• [Given exercise]:
Select the lines that hold the word "Olympus" and copy each one.

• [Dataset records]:
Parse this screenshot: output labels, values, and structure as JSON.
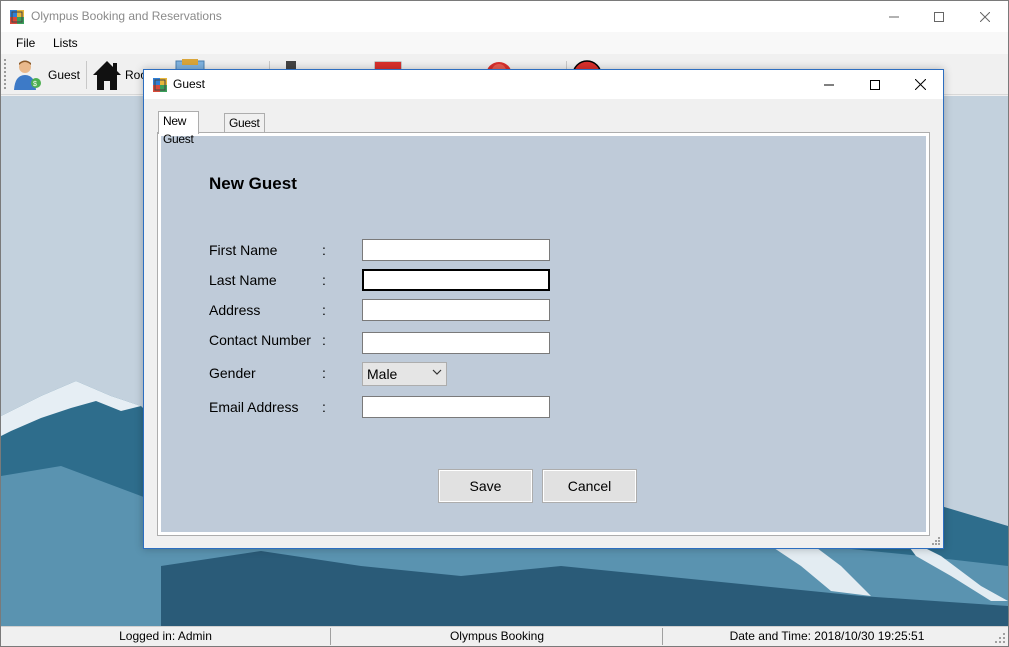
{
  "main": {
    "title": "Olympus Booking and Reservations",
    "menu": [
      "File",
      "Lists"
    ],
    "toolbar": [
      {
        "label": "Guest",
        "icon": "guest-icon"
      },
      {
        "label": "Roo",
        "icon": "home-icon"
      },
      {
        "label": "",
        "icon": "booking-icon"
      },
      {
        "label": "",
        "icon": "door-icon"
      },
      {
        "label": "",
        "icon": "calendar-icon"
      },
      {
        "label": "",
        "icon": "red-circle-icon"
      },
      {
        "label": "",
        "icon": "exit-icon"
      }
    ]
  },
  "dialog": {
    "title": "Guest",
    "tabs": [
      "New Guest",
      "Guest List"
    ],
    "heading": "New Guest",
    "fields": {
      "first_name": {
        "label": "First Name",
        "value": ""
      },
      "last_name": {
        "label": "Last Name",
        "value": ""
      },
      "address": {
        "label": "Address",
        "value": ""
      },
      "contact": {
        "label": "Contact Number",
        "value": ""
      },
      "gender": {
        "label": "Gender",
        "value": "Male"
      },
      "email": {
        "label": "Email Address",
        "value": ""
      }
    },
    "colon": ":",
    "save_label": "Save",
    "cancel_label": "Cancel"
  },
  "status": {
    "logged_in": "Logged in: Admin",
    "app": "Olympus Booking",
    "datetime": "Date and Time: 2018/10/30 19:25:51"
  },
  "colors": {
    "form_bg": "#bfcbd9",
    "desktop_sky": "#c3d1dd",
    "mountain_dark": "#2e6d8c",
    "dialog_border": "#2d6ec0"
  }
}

• [Solution for this problem]:
    "title": "Olympus Booking and Reservations",
    "app": "Olympus Booking",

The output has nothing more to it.